[Stored data]
* * * * * * * * *
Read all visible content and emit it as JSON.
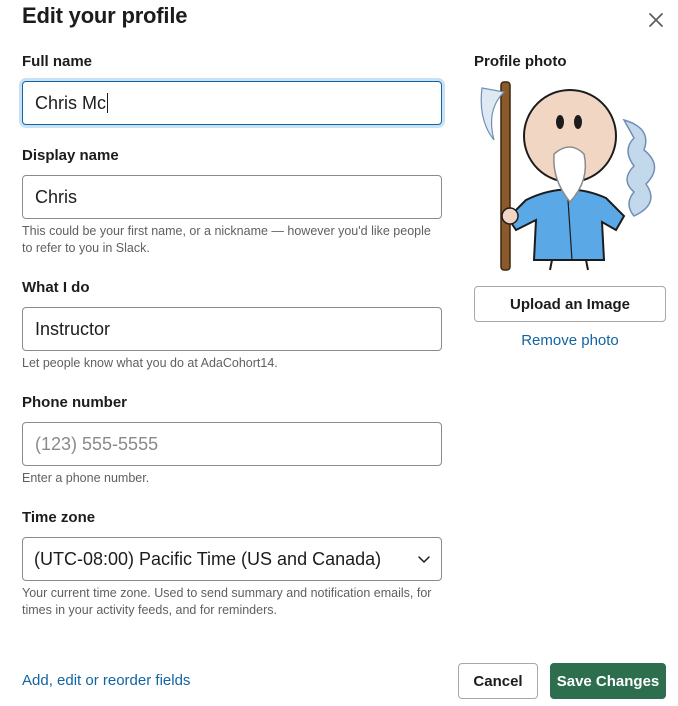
{
  "dialog": {
    "title": "Edit your profile"
  },
  "icons": {
    "close": "close-icon",
    "chevron": "chevron-down-icon"
  },
  "fields": {
    "full_name": {
      "label": "Full name",
      "value": "Chris Mc"
    },
    "display_name": {
      "label": "Display name",
      "value": "Chris",
      "help": "This could be your first name, or a nickname — however you'd like people to refer to you in Slack."
    },
    "what_i_do": {
      "label": "What I do",
      "value": "Instructor",
      "help": "Let people know what you do at AdaCohort14."
    },
    "phone": {
      "label": "Phone number",
      "placeholder": "(123) 555-5555",
      "help": "Enter a phone number."
    },
    "time_zone": {
      "label": "Time zone",
      "selected": "(UTC-08:00) Pacific Time (US and Canada)",
      "help": "Your current time zone. Used to send summary and notification emails, for times in your activity feeds, and for reminders."
    }
  },
  "photo": {
    "label": "Profile photo",
    "upload_label": "Upload an Image",
    "remove_label": "Remove photo"
  },
  "footer": {
    "fields_link": "Add, edit or reorder fields",
    "cancel_label": "Cancel",
    "save_label": "Save Changes"
  },
  "colors": {
    "link": "#1264a3",
    "save": "#2c6e4e",
    "focus": "#1264a3"
  }
}
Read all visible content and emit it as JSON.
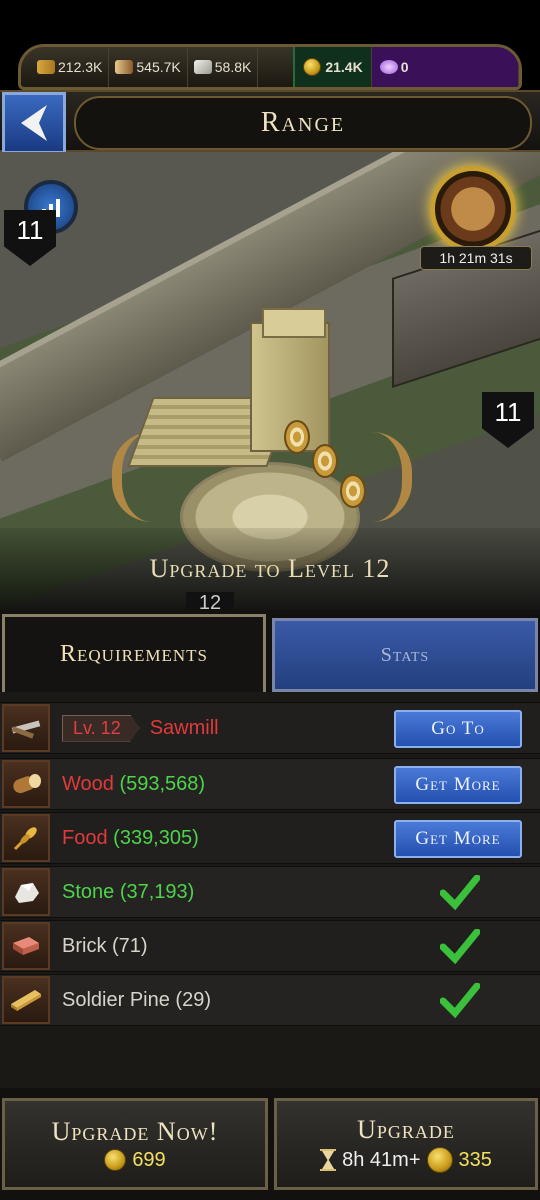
{
  "resources": {
    "food": "212.3K",
    "wood": "545.7K",
    "stone": "58.8K",
    "gold": "21.4K",
    "gems": "0"
  },
  "header": {
    "title": "Range"
  },
  "scene": {
    "timer": "1h 21m 31s",
    "badge_left": "11",
    "badge_right": "11",
    "level_peek": "12",
    "banner": "Upgrade to Level 12"
  },
  "tabs": {
    "requirements": "Requirements",
    "stats": "Stats"
  },
  "requirements": [
    {
      "icon": "saw-icon",
      "level": "Lv. 12",
      "name": "Sawmill",
      "button": "Go To"
    },
    {
      "icon": "log-icon",
      "name": "Wood",
      "amount": "(593,568)",
      "button": "Get More"
    },
    {
      "icon": "wheat-icon",
      "name": "Food",
      "amount": "(339,305)",
      "button": "Get More"
    },
    {
      "icon": "stone-icon",
      "name": "Stone",
      "amount": "(37,193)",
      "met": true
    },
    {
      "icon": "brick-icon",
      "name": "Brick",
      "amount": "(71)",
      "met": true
    },
    {
      "icon": "plank-icon",
      "name": "Soldier Pine",
      "amount": "(29)",
      "met": true
    }
  ],
  "bottom": {
    "upgrade_now": "Upgrade Now!",
    "upgrade_now_cost": "699",
    "upgrade": "Upgrade",
    "upgrade_time": "8h 41m+",
    "upgrade_cost": "335"
  },
  "colors": {
    "accent_blue": "#2a5ab8",
    "requirement_missing": "#e03a3a",
    "requirement_met": "#4cd44a"
  }
}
* * * * * * * * *
- WRITTEN TASK -
Check each line above for the word "people" and say how many have it, with nothing else.

- REPLY TO THE EXERCISE -
2